TASK BRIEF ▸
Search the material below for the string "μυῶν" and list each line that holds it.

DATA LISTING ▸
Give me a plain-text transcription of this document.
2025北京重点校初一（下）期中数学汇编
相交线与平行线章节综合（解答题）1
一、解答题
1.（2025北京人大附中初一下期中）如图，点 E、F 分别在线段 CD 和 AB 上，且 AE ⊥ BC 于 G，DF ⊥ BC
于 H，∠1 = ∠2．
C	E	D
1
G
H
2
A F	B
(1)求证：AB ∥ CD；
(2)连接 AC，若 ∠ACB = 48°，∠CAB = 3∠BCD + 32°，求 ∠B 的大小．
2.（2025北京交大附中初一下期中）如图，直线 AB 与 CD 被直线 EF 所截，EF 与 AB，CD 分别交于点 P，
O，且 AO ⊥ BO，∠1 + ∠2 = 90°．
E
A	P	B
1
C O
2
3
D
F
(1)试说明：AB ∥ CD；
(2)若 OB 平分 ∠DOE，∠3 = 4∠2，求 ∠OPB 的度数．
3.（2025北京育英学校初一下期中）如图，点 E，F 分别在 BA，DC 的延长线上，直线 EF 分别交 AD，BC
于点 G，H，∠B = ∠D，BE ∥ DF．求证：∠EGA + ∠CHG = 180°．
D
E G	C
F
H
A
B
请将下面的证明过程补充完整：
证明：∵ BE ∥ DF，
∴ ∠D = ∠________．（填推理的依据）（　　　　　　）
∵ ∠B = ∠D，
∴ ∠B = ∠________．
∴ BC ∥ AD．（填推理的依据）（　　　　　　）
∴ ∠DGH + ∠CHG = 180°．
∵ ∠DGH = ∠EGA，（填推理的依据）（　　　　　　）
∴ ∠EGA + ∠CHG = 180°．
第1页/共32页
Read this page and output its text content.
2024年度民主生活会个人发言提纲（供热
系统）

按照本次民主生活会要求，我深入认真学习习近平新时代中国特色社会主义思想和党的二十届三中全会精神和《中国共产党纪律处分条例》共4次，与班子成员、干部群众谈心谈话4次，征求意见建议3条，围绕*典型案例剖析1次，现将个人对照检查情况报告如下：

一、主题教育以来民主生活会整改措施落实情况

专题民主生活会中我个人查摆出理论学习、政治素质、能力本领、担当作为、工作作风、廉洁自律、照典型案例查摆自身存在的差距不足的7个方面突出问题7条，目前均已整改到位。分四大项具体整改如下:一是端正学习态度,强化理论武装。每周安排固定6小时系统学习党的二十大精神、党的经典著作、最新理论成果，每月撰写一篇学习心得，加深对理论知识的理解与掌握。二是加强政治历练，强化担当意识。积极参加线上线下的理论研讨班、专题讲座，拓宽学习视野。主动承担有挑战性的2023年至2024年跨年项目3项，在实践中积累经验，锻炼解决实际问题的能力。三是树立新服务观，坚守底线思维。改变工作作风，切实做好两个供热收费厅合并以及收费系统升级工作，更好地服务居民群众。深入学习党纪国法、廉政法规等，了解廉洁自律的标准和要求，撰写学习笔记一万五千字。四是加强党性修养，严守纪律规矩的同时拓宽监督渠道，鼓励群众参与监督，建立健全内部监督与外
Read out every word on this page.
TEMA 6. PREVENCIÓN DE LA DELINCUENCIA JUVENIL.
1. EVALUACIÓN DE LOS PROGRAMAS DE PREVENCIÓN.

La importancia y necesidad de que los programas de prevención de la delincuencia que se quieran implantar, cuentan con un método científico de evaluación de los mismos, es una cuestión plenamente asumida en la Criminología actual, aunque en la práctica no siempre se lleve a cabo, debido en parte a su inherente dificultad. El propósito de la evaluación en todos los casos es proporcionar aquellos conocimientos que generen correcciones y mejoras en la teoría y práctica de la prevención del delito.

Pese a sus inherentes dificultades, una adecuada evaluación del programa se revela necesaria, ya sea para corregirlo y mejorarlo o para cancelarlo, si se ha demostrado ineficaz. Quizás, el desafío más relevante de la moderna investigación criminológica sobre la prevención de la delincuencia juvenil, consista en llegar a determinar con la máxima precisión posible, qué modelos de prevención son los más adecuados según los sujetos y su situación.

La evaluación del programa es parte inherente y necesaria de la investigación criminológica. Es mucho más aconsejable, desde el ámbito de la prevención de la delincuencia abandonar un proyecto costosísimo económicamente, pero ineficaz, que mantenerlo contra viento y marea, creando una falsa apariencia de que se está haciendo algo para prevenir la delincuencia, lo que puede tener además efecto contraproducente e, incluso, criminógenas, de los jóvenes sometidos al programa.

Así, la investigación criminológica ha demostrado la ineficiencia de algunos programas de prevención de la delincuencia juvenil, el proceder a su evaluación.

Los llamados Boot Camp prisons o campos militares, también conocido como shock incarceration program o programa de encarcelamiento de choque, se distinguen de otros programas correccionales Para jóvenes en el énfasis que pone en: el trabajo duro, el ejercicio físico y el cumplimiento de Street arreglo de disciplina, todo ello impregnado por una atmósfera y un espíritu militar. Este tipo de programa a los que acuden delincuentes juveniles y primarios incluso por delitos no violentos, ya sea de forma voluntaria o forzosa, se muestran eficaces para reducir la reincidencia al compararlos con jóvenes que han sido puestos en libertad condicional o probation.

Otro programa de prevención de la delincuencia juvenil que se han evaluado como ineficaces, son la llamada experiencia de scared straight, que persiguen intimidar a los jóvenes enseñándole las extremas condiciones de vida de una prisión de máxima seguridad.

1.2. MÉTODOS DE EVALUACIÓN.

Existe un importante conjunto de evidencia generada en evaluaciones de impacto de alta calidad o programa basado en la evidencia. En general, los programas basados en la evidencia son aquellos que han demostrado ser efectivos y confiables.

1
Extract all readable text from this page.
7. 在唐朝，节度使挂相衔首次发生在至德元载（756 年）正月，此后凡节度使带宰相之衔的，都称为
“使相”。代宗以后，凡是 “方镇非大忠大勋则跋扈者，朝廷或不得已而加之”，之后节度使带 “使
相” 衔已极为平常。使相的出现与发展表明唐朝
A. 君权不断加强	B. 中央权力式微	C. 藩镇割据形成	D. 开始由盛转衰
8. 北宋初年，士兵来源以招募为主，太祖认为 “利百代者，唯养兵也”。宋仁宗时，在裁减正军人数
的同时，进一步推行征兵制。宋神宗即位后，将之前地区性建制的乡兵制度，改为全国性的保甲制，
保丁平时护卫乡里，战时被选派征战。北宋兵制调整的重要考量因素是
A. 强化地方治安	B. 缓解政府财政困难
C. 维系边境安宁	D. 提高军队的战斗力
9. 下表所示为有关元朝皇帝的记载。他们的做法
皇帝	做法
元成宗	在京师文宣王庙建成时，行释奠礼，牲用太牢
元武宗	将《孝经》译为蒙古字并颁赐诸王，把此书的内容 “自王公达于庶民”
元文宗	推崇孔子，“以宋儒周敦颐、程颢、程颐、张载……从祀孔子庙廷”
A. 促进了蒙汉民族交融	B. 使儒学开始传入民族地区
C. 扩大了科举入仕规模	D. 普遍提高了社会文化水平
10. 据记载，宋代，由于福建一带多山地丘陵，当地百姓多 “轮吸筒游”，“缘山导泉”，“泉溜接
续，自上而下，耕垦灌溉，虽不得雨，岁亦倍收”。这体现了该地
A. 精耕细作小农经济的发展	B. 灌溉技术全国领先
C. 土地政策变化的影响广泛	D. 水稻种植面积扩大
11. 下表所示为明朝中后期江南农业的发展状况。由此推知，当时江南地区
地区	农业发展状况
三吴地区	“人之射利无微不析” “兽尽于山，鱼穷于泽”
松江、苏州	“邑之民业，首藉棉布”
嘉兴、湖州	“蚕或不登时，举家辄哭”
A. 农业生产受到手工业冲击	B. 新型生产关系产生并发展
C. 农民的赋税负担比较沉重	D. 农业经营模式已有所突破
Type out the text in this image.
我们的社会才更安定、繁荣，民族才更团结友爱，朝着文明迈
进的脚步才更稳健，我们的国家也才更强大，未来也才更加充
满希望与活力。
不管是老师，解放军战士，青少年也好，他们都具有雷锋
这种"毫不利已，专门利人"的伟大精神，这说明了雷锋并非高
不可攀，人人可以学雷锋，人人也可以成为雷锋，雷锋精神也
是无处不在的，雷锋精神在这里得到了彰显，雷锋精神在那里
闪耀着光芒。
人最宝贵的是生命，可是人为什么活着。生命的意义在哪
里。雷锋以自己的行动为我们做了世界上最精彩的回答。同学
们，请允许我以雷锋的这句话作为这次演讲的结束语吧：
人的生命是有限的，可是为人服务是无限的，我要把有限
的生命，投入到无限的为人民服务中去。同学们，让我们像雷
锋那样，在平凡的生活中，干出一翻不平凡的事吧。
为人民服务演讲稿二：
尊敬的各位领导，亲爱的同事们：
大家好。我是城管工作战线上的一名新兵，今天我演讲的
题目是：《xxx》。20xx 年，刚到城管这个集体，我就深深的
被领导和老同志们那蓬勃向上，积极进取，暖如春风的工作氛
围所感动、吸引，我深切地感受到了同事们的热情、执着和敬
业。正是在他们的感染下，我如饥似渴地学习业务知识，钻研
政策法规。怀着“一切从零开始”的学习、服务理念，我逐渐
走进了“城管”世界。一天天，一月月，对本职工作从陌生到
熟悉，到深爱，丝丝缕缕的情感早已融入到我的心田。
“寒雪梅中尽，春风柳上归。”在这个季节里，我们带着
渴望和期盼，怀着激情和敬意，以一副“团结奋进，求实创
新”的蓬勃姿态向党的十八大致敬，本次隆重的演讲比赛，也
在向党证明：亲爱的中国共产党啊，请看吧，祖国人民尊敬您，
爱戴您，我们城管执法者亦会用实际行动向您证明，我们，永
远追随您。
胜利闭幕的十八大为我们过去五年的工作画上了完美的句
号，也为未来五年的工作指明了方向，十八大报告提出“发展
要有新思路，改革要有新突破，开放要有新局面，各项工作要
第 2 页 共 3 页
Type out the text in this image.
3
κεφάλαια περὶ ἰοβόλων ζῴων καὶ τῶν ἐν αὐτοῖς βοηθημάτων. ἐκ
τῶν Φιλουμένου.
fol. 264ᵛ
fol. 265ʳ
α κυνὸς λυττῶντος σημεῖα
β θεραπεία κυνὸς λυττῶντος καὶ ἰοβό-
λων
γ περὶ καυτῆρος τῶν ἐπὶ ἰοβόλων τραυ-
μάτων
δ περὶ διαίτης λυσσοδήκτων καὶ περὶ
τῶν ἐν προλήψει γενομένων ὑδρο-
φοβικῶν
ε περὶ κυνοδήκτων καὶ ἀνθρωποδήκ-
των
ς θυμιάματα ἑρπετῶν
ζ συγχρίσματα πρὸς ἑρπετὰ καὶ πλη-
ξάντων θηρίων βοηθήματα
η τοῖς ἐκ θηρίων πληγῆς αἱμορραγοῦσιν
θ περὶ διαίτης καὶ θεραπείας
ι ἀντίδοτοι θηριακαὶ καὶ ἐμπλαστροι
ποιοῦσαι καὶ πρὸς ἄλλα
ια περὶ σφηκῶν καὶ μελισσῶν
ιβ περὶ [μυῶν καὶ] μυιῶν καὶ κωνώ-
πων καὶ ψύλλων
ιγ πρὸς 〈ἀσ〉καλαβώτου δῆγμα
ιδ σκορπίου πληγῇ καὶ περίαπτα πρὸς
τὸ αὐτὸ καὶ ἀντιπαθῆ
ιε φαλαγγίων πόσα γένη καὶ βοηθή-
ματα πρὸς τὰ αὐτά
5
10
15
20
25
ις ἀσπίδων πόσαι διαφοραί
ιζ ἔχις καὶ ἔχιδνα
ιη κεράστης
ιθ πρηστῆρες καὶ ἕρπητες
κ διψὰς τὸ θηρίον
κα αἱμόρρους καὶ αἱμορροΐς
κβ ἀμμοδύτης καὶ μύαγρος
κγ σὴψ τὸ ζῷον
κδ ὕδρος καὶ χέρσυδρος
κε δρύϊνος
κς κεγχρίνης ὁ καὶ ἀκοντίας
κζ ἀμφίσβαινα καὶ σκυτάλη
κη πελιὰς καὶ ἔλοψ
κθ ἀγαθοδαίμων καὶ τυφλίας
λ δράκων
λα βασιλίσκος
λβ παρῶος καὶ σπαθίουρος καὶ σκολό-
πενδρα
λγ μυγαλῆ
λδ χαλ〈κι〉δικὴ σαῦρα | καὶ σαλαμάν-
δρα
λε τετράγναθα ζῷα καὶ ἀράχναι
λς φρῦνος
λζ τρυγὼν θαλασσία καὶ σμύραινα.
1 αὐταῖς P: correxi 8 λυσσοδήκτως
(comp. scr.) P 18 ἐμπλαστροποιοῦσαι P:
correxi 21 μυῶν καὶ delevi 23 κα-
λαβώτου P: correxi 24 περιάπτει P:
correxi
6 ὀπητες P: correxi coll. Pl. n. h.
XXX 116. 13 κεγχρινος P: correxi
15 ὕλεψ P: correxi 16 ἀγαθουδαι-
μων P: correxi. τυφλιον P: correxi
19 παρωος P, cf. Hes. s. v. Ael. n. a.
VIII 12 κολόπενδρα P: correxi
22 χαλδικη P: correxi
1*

SOLUTION FOR THIS EXERCISE ▸
ιβ περὶ [μυῶν καὶ] μυιῶν καὶ κωνώ-
correxi 21 μυῶν καὶ delevi 23 κα-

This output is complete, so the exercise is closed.